[Start of Material for the task]

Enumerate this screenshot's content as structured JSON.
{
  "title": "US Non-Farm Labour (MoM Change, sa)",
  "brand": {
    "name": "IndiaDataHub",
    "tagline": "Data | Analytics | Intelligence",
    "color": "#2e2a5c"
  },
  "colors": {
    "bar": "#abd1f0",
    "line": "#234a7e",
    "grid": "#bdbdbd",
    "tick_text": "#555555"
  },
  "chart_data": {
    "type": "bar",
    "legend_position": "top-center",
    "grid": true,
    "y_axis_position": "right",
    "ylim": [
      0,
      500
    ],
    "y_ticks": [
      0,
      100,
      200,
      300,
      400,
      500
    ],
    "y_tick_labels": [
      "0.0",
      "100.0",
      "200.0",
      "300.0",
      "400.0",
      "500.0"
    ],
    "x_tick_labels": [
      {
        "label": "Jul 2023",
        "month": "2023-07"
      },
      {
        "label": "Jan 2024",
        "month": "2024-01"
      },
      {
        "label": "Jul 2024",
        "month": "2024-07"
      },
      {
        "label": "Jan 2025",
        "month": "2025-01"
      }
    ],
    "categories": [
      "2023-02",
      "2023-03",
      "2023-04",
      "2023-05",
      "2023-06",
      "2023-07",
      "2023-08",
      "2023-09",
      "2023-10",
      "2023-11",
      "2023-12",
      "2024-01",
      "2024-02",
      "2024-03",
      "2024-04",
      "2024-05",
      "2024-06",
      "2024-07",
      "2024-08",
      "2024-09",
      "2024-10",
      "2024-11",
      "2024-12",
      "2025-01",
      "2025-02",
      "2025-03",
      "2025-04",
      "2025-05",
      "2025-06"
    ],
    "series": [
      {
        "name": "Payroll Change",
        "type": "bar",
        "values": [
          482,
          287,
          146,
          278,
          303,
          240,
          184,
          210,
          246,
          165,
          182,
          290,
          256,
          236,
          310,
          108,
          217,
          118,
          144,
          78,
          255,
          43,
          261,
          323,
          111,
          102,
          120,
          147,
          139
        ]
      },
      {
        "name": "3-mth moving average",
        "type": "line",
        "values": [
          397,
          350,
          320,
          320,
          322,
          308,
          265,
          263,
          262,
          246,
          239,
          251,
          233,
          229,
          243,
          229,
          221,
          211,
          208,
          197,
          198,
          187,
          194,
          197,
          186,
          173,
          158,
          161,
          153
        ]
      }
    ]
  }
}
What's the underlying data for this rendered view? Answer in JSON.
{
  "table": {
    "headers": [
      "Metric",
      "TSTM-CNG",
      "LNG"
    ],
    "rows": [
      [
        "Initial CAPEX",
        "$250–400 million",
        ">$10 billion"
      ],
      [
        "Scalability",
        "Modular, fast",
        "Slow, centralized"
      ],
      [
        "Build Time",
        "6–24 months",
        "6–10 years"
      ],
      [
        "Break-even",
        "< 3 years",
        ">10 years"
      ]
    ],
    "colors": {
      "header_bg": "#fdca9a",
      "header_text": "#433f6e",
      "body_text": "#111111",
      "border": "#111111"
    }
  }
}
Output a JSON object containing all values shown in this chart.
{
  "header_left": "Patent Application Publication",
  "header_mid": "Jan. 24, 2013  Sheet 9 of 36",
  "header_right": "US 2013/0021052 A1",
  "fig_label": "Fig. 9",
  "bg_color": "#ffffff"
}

[End of Material for the task]

## [Exercise requirements]
Write out the entries above once more, without altering anything.

## [Expected answer]
Enumerate this screenshot's content as structured JSON.
{
  "title": "US Non-Farm Labour (MoM Change, sa)",
  "brand": {
    "name": "IndiaDataHub",
    "tagline": "Data | Analytics | Intelligence",
    "color": "#2e2a5c"
  },
  "colors": {
    "bar": "#abd1f0",
    "line": "#234a7e",
    "grid": "#bdbdbd",
    "tick_text": "#555555"
  },
  "chart_data": {
    "type": "bar",
    "legend_position": "top-center",
    "grid": true,
    "y_axis_position": "right",
    "ylim": [
      0,
      500
    ],
    "y_ticks": [
      0,
      100,
      200,
      300,
      400,
      500
    ],
    "y_tick_labels": [
      "0.0",
      "100.0",
      "200.0",
      "300.0",
      "400.0",
      "500.0"
    ],
    "x_tick_labels": [
      {
        "label": "Jul 2023",
        "month": "2023-07"
      },
      {
        "label": "Jan 2024",
        "month": "2024-01"
      },
      {
        "label": "Jul 2024",
        "month": "2024-07"
      },
      {
        "label": "Jan 2025",
        "month": "2025-01"
      }
    ],
    "categories": [
      "2023-02",
      "2023-03",
      "2023-04",
      "2023-05",
      "2023-06",
      "2023-07",
      "2023-08",
      "2023-09",
      "2023-10",
      "2023-11",
      "2023-12",
      "2024-01",
      "2024-02",
      "2024-03",
      "2024-04",
      "2024-05",
      "2024-06",
      "2024-07",
      "2024-08",
      "2024-09",
      "2024-10",
      "2024-11",
      "2024-12",
      "2025-01",
      "2025-02",
      "2025-03",
      "2025-04",
      "2025-05",
      "2025-06"
    ],
    "series": [
      {
        "name": "Payroll Change",
        "type": "bar",
        "values": [
          482,
          287,
          146,
          278,
          303,
          240,
          184,
          210,
          246,
          165,
          182,
          290,
          256,
          236,
          310,
          108,
          217,
          118,
          144,
          78,
          255,
          43,
          261,
          323,
          111,
          102,
          120,
          147,
          139
        ]
      },
      {
        "name": "3-mth moving average",
        "type": "line",
        "values": [
          397,
          350,
          320,
          320,
          322,
          308,
          265,
          263,
          262,
          246,
          239,
          251,
          233,
          229,
          243,
          229,
          221,
          211,
          208,
          197,
          198,
          187,
          194,
          197,
          186,
          173,
          158,
          161,
          153
        ]
      }
    ]
  }
}
What's the underlying data for this rendered view? Answer in JSON.
{
  "table": {
    "headers": [
      "Metric",
      "TSTM-CNG",
      "LNG"
    ],
    "rows": [
      [
        "Initial CAPEX",
        "$250–400 million",
        ">$10 billion"
      ],
      [
        "Scalability",
        "Modular, fast",
        "Slow, centralized"
      ],
      [
        "Build Time",
        "6–24 months",
        "6–10 years"
      ],
      [
        "Break-even",
        "< 3 years",
        ">10 years"
      ]
    ],
    "colors": {
      "header_bg": "#fdca9a",
      "header_text": "#433f6e",
      "body_text": "#111111",
      "border": "#111111"
    }
  }
}
Output a JSON object containing all values shown in this chart.
{
  "header_left": "Patent Application Publication",
  "header_mid": "Jan. 24, 2013  Sheet 9 of 36",
  "header_right": "US 2013/0021052 A1",
  "fig_label": "Fig. 9",
  "bg_color": "#ffffff"
}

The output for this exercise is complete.